- [Raw records]
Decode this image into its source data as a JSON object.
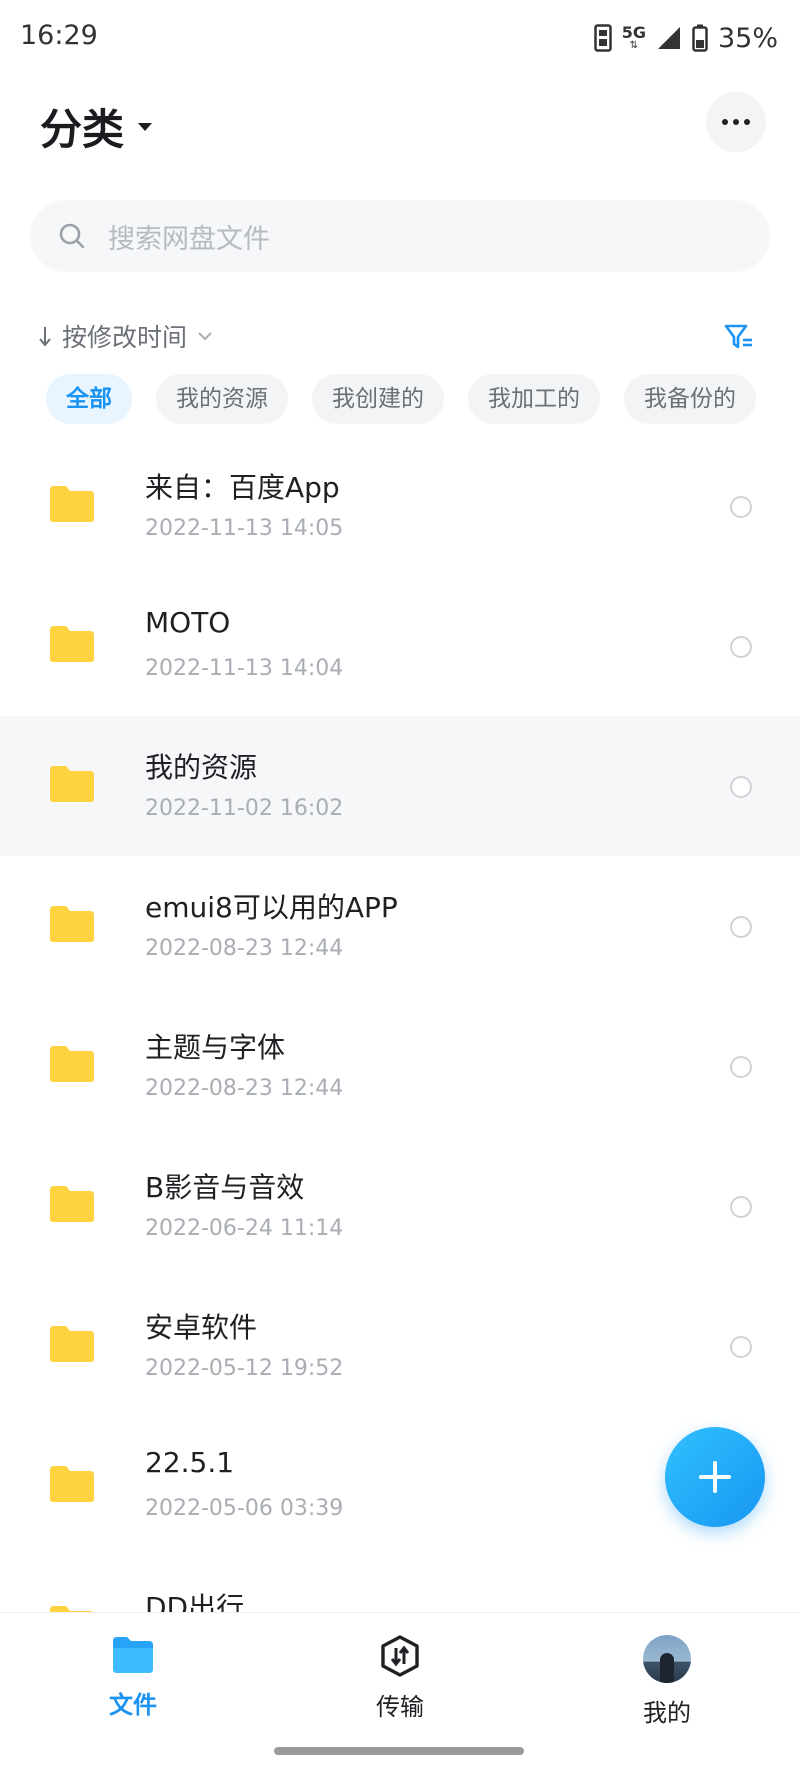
{
  "status_bar": {
    "time": "16:29",
    "network": "5G",
    "battery": "35%"
  },
  "header": {
    "title": "分类"
  },
  "search": {
    "placeholder": "搜索网盘文件"
  },
  "sort": {
    "label": "按修改时间"
  },
  "chips": [
    "全部",
    "我的资源",
    "我创建的",
    "我加工的",
    "我备份的"
  ],
  "files": [
    {
      "name": "来自：百度App",
      "date": "2022-11-13  14:05"
    },
    {
      "name": "MOTO",
      "date": "2022-11-13  14:04"
    },
    {
      "name": "我的资源",
      "date": "2022-11-02  16:02"
    },
    {
      "name": "emui8可以用的APP",
      "date": "2022-08-23  12:44"
    },
    {
      "name": "主题与字体",
      "date": "2022-08-23  12:44"
    },
    {
      "name": "B影音与音效",
      "date": "2022-06-24  11:14"
    },
    {
      "name": "安卓软件",
      "date": "2022-05-12  19:52"
    },
    {
      "name": "22.5.1",
      "date": "2022-05-06  03:39"
    },
    {
      "name": "DD出行",
      "date": ""
    }
  ],
  "bottom_nav": {
    "files": "文件",
    "transfer": "传输",
    "mine": "我的"
  },
  "colors": {
    "accent": "#1b93f3",
    "folder": "#ffd23f",
    "highlight_row": "#f6f7f9"
  }
}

- [To do] Find how many lines of the entries contain "name". Respond with the number only.

- [Exercise answer] 9